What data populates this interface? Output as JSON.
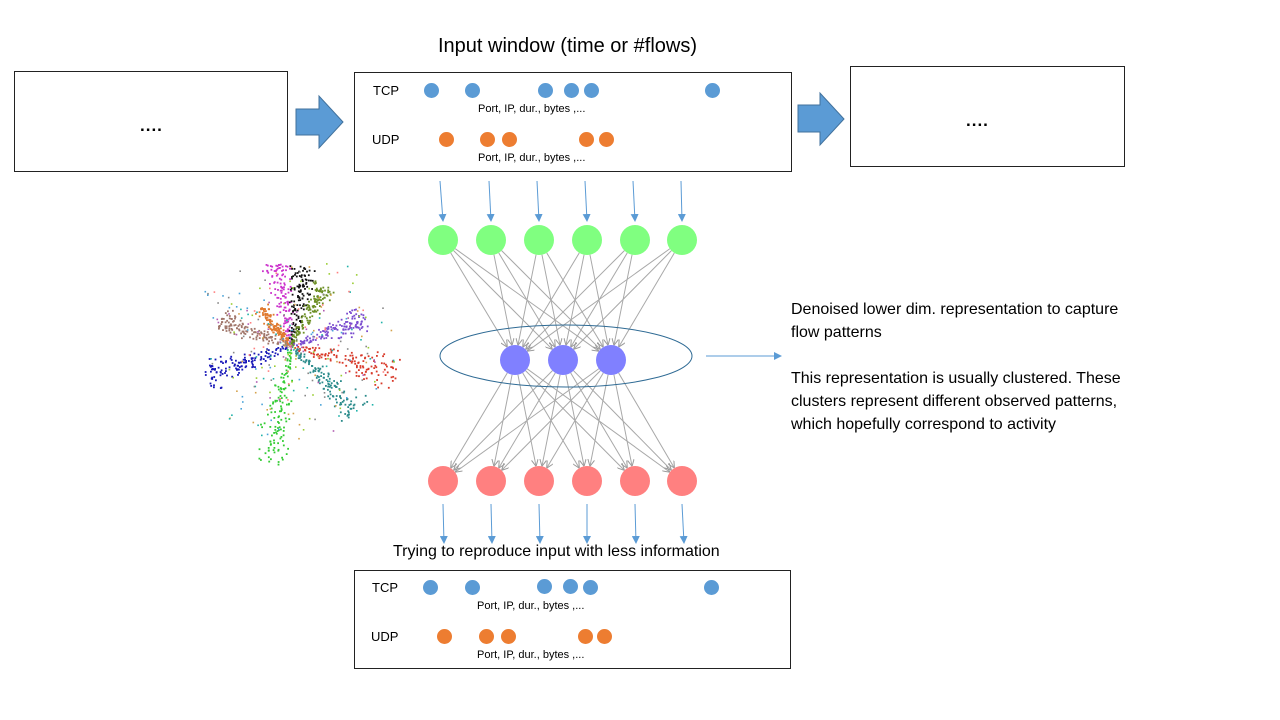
{
  "top_title": "Input window (time or #flows)",
  "bottom_title": "Trying to reproduce input with less information",
  "left_box_text": "....",
  "right_box_text": "....",
  "tcp_label": "TCP",
  "udp_label": "UDP",
  "meta_label": "Port, IP, dur., bytes ,...",
  "description": {
    "line1": "Denoised lower dim. representation to capture flow patterns",
    "line2": "This representation is usually clustered. These clusters represent different observed patterns, which hopefully correspond to activity"
  },
  "colors": {
    "tcp_dot": "#5B9BD5",
    "udp_dot": "#ED7D31",
    "input_node": "#80FF80",
    "hidden_node": "#8080FF",
    "output_node": "#FF8080",
    "arrow": "#5B9BD5"
  }
}
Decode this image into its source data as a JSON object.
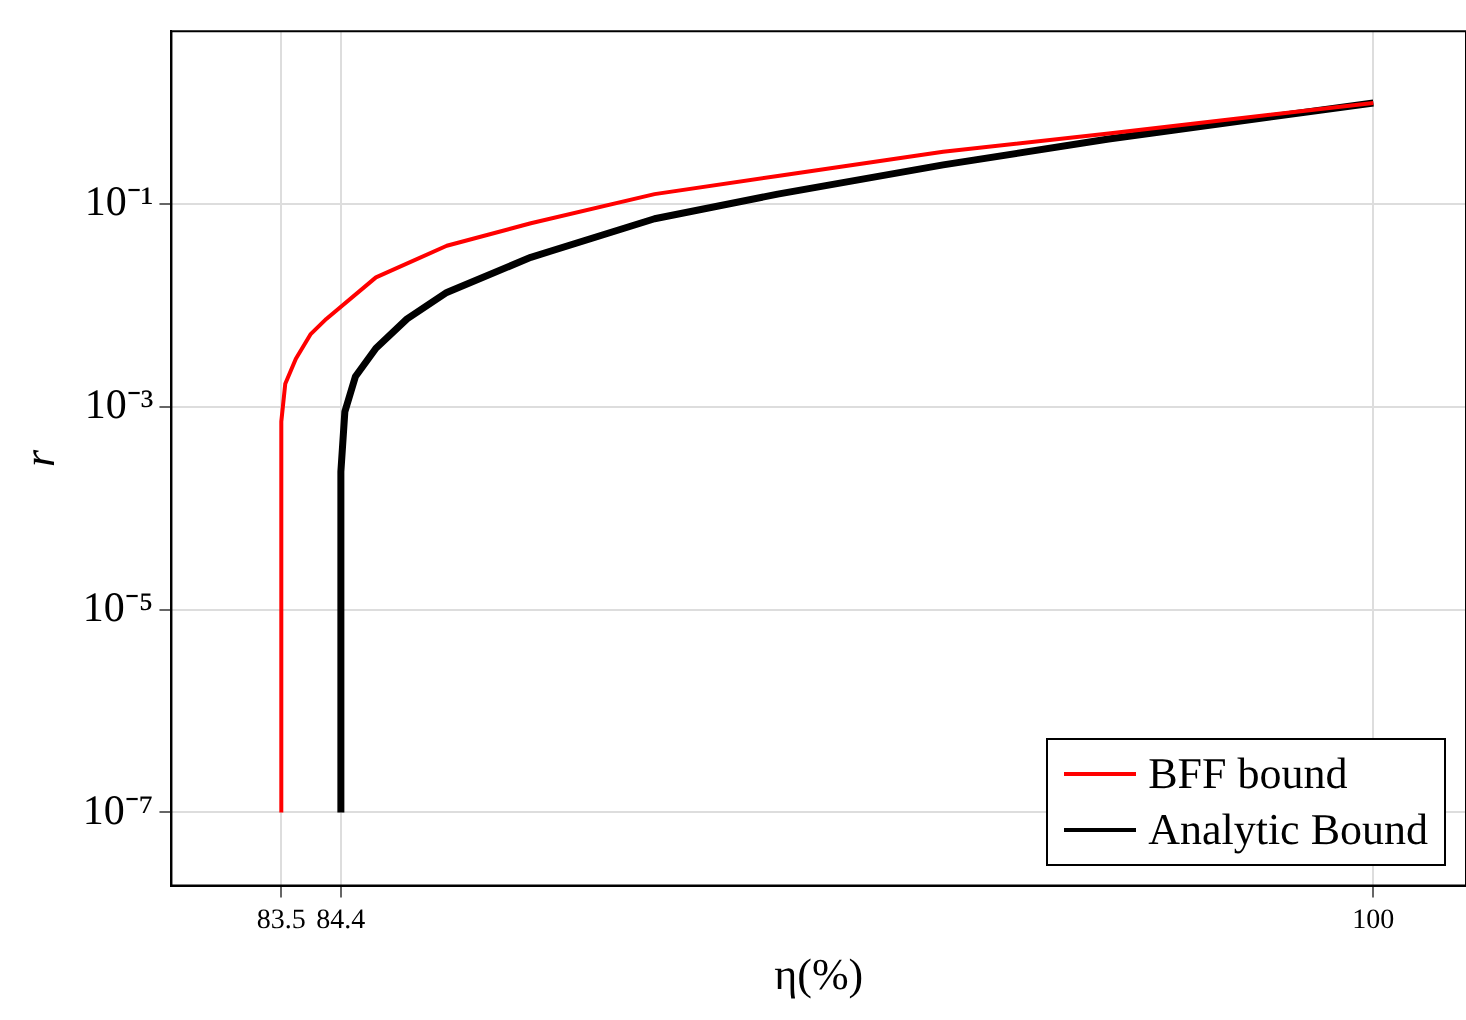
{
  "chart_data": {
    "type": "line",
    "xlabel": "η(%)",
    "ylabel": "r",
    "log": "y",
    "grid": true,
    "legend": "bottom right",
    "marker": "none",
    "line_style": "solid",
    "xlim": [
      81.84,
      101.4
    ],
    "xticks": [
      83.5,
      84.4,
      100
    ],
    "ylim": [
      1.9e-08,
      5.1
    ],
    "yticks": [
      {
        "value": 1e-07,
        "label": "10⁻⁷"
      },
      {
        "value": 1e-05,
        "label": "10⁻⁵"
      },
      {
        "value": 0.001,
        "label": "10⁻³"
      },
      {
        "value": 0.1,
        "label": "10⁻¹"
      }
    ],
    "series": [
      {
        "name": "BFF bound",
        "color": "#ff0000",
        "x": [
          83.5,
          83.5,
          83.56,
          83.72,
          83.94,
          84.18,
          84.93,
          86.0,
          87.27,
          89.14,
          91.0,
          93.5,
          96.0,
          100
        ],
        "values": [
          1e-07,
          0.00072,
          0.0017,
          0.003,
          0.0052,
          0.0074,
          0.019,
          0.039,
          0.065,
          0.126,
          0.19,
          0.33,
          0.5,
          1.0
        ]
      },
      {
        "name": "Analytic Bound",
        "color": "#000000",
        "x": [
          84.4,
          84.4,
          84.46,
          84.62,
          84.93,
          85.4,
          86.0,
          87.27,
          89.14,
          91.0,
          93.5,
          96.0,
          100
        ],
        "values": [
          1e-07,
          0.00023,
          0.0009,
          0.002,
          0.0038,
          0.0074,
          0.0135,
          0.03,
          0.072,
          0.126,
          0.245,
          0.44,
          1.0
        ]
      }
    ]
  }
}
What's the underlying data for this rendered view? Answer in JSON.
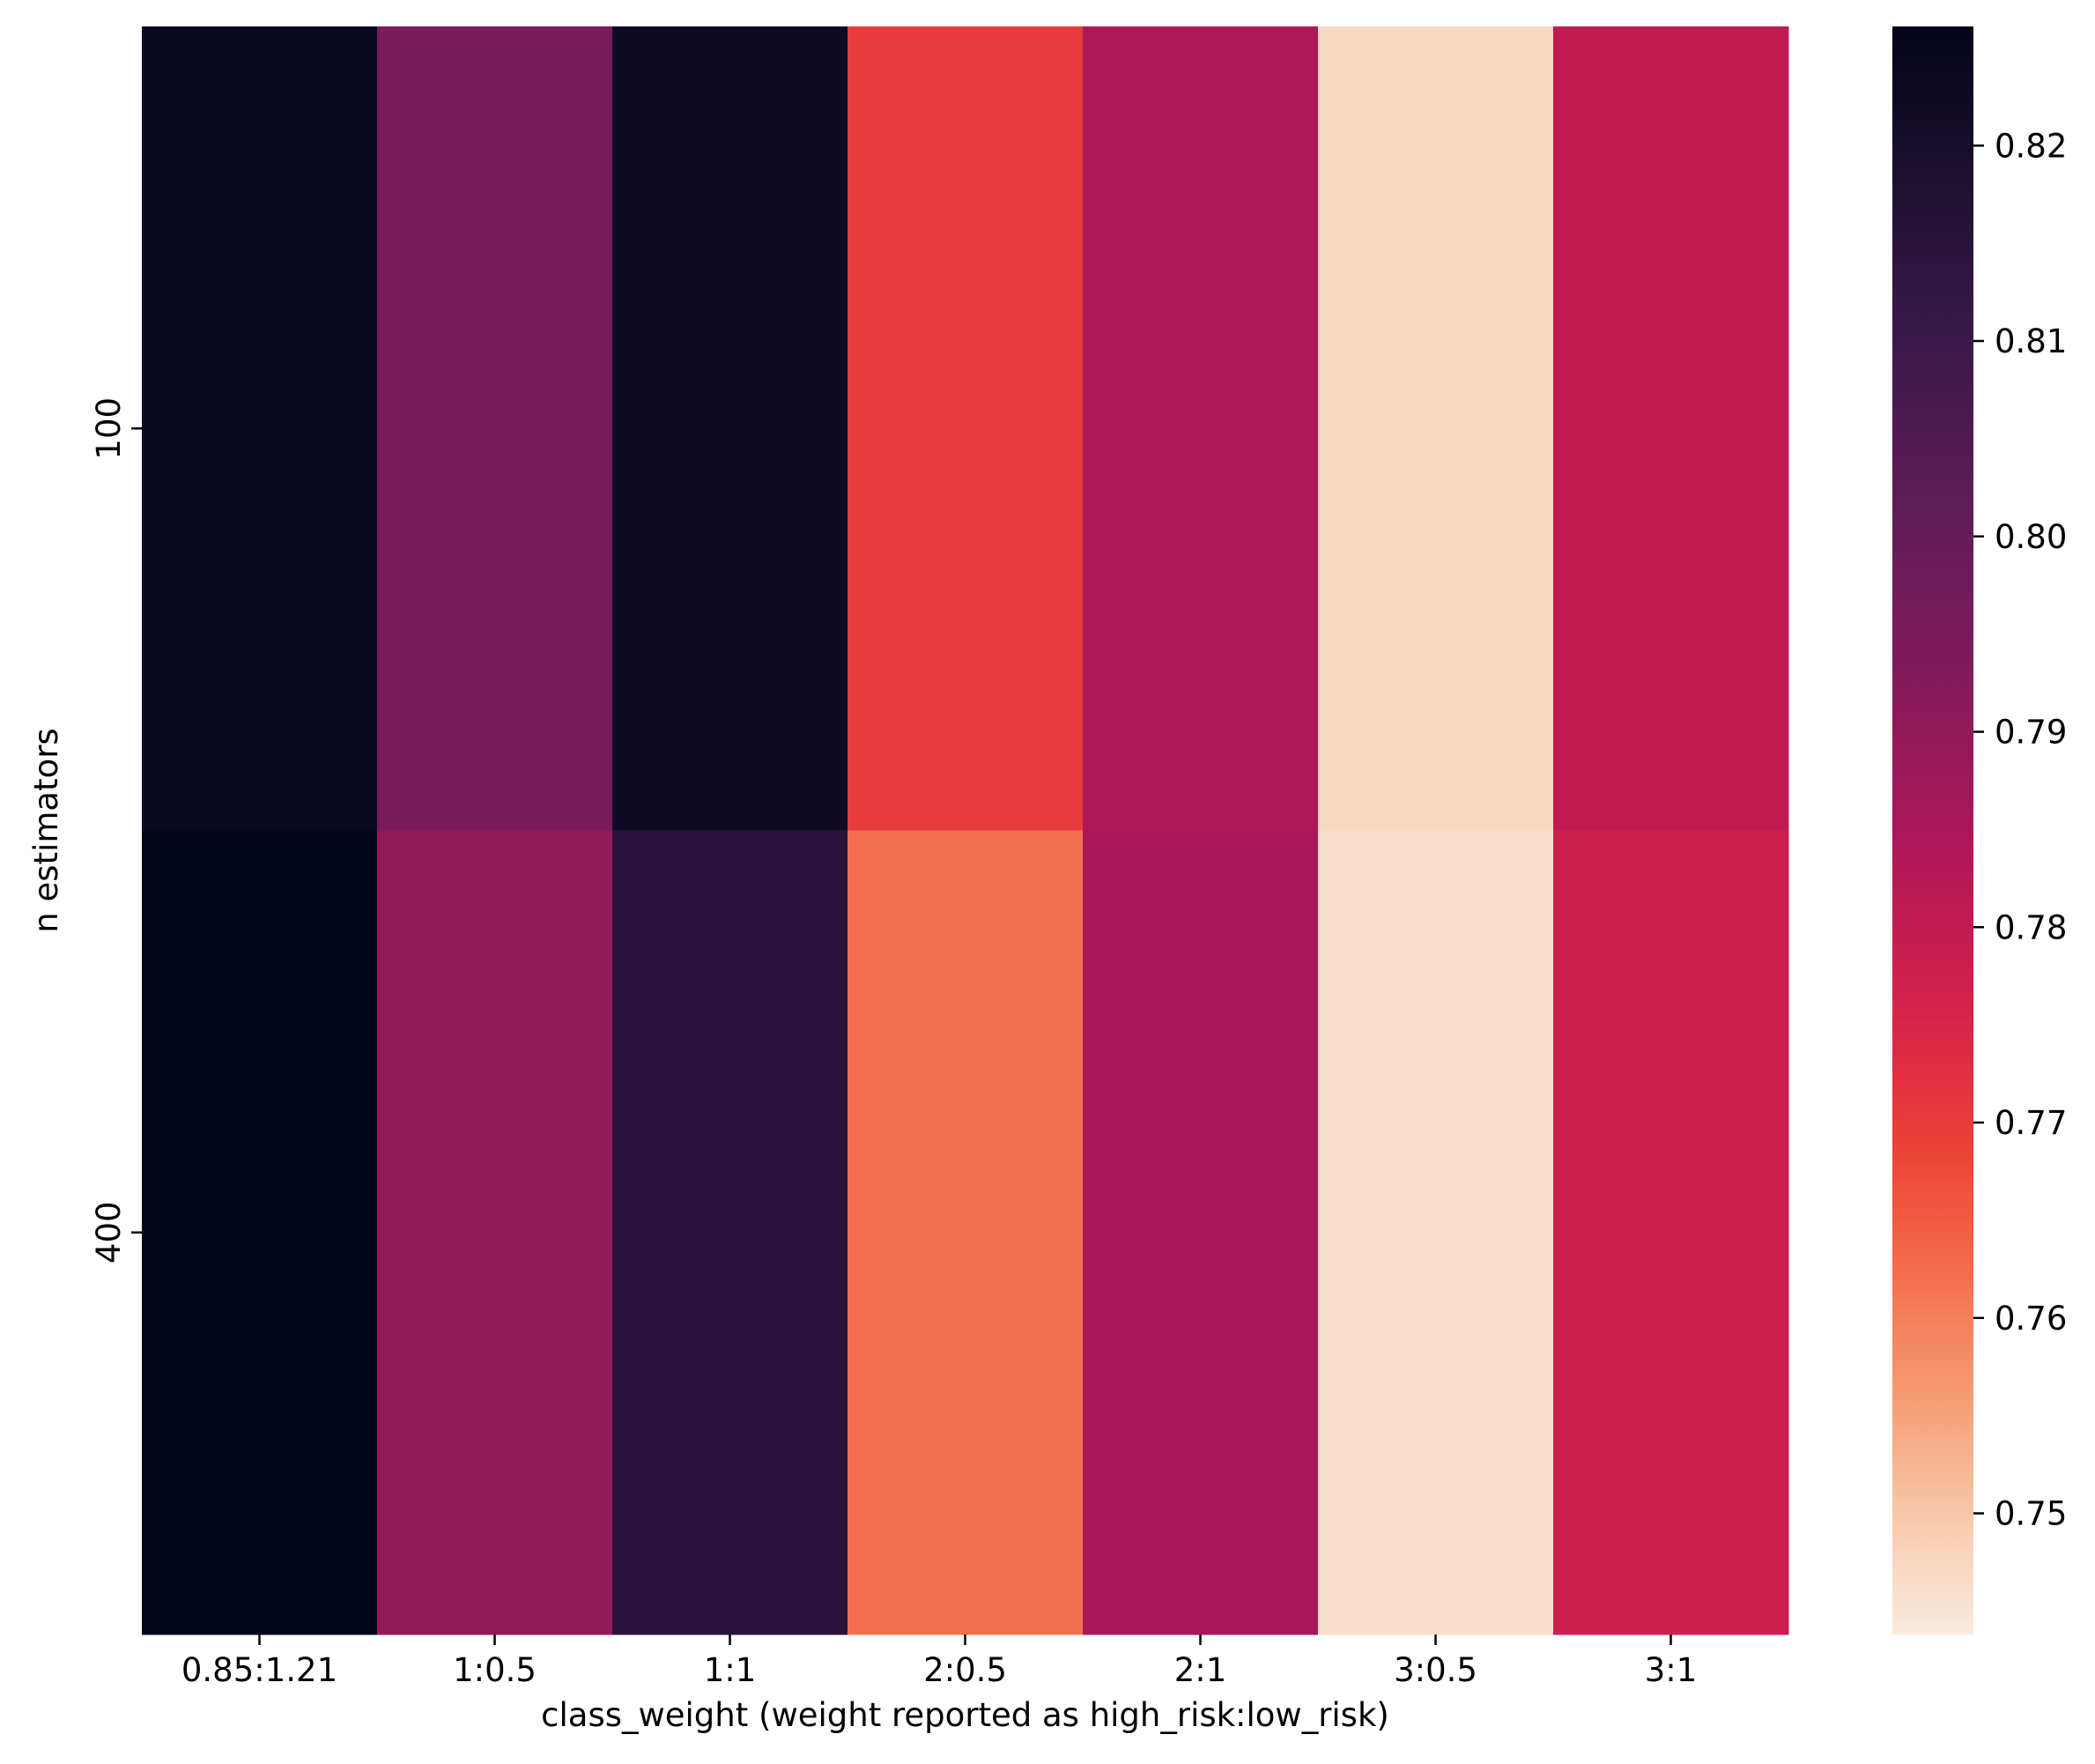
{
  "chart_data": {
    "type": "heatmap",
    "title": "",
    "xlabel": "class_weight (weight reported as high_risk:low_risk)",
    "ylabel": "n estimators",
    "x_categories": [
      "0.85:1.21",
      "1:0.5",
      "1:1",
      "2:0.5",
      "2:1",
      "3:0.5",
      "3:1"
    ],
    "y_categories": [
      "100",
      "400"
    ],
    "values": [
      [
        0.824,
        0.795,
        0.822,
        0.77,
        0.784,
        0.747,
        0.78
      ],
      [
        0.826,
        0.79,
        0.815,
        0.762,
        0.785,
        0.746,
        0.778
      ]
    ],
    "colormap": "rocket_r",
    "colorbar": {
      "range": [
        0.7438,
        0.8261
      ],
      "ticks": [
        0.75,
        0.76,
        0.77,
        0.78,
        0.79,
        0.8,
        0.81,
        0.82
      ],
      "tick_labels": [
        "0.75",
        "0.76",
        "0.77",
        "0.78",
        "0.79",
        "0.80",
        "0.81",
        "0.82"
      ]
    },
    "grid": false
  }
}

■ ■ ■

» **What you are asked to do**: Find the line containing "What's the underlying" in the listing above. Restate it and every line after it, word for word, through the final line, leaving out the pictures.

» **Answer to this exercise**:
What's the underlying data for this rendered view? Answer in JSON.
{
  "chart_data": {
    "type": "heatmap",
    "title": "",
    "xlabel": "class_weight (weight reported as high_risk:low_risk)",
    "ylabel": "n estimators",
    "x_categories": [
      "0.85:1.21",
      "1:0.5",
      "1:1",
      "2:0.5",
      "2:1",
      "3:0.5",
      "3:1"
    ],
    "y_categories": [
      "100",
      "400"
    ],
    "values": [
      [
        0.824,
        0.795,
        0.822,
        0.77,
        0.784,
        0.747,
        0.78
      ],
      [
        0.826,
        0.79,
        0.815,
        0.762,
        0.785,
        0.746,
        0.778
      ]
    ],
    "colormap": "rocket_r",
    "colorbar": {
      "range": [
        0.7438,
        0.8261
      ],
      "ticks": [
        0.75,
        0.76,
        0.77,
        0.78,
        0.79,
        0.8,
        0.81,
        0.82
      ],
      "tick_labels": [
        "0.75",
        "0.76",
        "0.77",
        "0.78",
        "0.79",
        "0.80",
        "0.81",
        "0.82"
      ]
    },
    "grid": false
  }
}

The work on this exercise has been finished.